▸ **WRITTEN INSTRUCTION**: In the listing below, identify each line with the word "hazel" and return those lines.

═════ RECORDS SHOWN

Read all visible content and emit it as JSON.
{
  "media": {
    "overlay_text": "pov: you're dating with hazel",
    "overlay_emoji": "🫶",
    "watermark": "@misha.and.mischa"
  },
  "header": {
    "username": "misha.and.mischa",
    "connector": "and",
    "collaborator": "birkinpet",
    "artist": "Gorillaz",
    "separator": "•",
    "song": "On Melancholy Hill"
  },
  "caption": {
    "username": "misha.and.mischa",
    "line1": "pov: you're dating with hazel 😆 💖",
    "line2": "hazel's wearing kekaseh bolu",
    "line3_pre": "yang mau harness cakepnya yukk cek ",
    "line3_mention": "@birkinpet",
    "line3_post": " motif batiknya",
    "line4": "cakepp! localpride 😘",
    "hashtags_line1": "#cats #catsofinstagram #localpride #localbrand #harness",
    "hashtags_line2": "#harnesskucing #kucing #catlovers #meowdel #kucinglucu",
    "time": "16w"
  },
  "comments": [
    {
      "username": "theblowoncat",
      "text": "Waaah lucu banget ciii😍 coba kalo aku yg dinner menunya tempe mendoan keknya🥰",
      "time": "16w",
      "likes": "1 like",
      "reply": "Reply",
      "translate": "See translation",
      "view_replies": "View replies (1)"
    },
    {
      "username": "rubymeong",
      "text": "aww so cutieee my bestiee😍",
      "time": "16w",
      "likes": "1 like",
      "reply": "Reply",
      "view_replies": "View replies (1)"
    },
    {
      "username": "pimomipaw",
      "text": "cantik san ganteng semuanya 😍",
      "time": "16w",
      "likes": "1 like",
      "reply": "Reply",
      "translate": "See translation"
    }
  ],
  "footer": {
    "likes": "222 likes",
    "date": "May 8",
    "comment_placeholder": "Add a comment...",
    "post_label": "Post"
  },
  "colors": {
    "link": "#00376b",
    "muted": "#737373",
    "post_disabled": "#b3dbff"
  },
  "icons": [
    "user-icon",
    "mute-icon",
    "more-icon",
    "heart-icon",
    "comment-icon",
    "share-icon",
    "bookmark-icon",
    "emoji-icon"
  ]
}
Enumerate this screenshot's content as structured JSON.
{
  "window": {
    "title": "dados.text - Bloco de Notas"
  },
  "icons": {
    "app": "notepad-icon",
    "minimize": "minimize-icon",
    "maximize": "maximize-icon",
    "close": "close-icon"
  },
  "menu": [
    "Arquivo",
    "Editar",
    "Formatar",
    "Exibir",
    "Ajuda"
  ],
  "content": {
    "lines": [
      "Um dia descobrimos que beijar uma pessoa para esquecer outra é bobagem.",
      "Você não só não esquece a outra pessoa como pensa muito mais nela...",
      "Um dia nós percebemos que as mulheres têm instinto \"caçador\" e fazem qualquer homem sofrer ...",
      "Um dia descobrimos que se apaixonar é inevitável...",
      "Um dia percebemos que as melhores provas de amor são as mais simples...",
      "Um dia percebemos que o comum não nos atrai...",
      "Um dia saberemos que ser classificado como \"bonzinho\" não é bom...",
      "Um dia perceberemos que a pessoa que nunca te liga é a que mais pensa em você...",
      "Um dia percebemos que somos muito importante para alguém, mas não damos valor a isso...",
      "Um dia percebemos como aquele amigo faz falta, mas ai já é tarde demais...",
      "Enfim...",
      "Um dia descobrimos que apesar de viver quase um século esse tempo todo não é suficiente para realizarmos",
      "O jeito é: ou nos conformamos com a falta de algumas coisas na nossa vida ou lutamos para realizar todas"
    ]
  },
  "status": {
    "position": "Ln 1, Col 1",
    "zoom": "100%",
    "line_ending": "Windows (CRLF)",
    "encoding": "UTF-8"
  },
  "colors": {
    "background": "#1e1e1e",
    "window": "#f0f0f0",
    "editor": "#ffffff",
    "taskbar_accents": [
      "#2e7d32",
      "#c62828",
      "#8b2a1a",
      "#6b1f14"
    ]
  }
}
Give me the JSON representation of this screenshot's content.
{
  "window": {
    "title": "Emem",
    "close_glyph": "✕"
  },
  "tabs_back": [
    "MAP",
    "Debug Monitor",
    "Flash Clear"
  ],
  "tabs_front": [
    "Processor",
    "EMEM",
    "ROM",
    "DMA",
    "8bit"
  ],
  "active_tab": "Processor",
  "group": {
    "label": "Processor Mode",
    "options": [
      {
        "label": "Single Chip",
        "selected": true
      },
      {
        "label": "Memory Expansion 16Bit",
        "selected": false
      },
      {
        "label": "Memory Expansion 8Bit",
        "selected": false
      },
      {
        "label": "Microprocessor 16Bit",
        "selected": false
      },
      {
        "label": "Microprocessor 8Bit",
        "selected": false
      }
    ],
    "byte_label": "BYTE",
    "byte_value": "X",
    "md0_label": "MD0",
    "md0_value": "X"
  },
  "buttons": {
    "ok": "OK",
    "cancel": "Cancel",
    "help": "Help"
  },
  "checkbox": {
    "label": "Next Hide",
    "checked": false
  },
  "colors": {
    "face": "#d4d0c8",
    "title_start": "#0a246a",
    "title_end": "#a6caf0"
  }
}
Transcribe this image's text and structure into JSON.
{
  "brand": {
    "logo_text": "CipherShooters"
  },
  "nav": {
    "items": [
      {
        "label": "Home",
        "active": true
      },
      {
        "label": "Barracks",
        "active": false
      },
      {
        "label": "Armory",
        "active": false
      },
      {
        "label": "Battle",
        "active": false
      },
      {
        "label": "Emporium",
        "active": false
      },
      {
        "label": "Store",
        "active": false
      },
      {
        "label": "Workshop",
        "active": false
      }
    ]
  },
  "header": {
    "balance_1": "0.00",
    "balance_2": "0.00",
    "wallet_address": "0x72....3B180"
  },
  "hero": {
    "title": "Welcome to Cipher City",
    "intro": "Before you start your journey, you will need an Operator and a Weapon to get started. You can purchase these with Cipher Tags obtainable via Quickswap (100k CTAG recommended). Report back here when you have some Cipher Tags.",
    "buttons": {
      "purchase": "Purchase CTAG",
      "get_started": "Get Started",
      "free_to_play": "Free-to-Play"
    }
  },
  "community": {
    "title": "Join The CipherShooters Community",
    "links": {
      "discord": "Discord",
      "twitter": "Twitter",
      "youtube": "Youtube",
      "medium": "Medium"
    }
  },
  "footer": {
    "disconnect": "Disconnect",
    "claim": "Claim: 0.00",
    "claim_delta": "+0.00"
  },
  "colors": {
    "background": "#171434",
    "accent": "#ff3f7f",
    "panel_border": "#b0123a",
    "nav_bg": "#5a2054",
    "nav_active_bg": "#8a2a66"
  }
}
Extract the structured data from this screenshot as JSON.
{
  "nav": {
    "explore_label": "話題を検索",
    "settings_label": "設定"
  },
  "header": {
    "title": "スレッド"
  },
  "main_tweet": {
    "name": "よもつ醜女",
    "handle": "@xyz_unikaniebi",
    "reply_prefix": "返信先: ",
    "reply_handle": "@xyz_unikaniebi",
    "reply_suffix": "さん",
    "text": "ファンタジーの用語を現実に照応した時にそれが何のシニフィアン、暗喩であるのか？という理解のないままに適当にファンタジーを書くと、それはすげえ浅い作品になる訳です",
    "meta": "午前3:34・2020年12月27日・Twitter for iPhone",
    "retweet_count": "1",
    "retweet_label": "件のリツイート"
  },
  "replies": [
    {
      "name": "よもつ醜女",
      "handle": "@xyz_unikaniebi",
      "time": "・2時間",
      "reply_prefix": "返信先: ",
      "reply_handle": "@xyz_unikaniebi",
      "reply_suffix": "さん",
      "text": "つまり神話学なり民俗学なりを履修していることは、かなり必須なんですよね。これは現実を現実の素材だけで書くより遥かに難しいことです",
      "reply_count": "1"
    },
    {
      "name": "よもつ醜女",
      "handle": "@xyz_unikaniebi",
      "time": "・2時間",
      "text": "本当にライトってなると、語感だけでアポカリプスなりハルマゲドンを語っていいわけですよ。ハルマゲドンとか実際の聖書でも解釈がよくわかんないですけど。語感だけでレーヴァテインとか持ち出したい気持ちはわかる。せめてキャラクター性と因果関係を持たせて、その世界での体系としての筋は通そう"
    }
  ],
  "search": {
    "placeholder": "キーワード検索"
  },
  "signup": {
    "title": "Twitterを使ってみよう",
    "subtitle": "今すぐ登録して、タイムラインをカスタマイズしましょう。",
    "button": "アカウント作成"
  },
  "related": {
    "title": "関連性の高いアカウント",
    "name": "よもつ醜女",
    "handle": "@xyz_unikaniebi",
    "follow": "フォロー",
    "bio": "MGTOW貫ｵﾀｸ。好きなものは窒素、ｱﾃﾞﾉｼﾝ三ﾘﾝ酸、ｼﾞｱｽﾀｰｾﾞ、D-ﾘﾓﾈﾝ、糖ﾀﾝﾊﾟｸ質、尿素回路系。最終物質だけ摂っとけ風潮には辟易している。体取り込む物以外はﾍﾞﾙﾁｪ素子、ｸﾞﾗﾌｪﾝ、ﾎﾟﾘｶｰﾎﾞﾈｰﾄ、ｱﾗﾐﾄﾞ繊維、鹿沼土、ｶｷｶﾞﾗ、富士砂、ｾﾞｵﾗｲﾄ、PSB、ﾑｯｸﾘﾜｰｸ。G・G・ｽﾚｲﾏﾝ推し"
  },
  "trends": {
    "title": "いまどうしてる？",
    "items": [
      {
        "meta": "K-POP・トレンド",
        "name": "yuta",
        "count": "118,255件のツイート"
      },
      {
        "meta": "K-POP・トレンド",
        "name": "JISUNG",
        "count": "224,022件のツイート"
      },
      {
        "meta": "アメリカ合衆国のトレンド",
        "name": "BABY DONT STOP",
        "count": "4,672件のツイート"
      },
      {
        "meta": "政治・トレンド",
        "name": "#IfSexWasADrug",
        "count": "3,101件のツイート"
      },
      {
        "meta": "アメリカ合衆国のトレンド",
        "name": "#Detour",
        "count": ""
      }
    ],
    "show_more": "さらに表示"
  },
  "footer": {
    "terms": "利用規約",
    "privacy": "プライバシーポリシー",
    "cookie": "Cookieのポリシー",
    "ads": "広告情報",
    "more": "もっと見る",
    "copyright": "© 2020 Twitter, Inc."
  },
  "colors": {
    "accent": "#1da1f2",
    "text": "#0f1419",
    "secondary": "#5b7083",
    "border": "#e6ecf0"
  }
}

══════════

▸ **ANSWER FOR THE TASK**:
    "overlay_text": "pov: you're dating with hazel",
    "line1": "pov: you're dating with hazel 😆 💖",
    "line2": "hazel's wearing kekaseh bolu",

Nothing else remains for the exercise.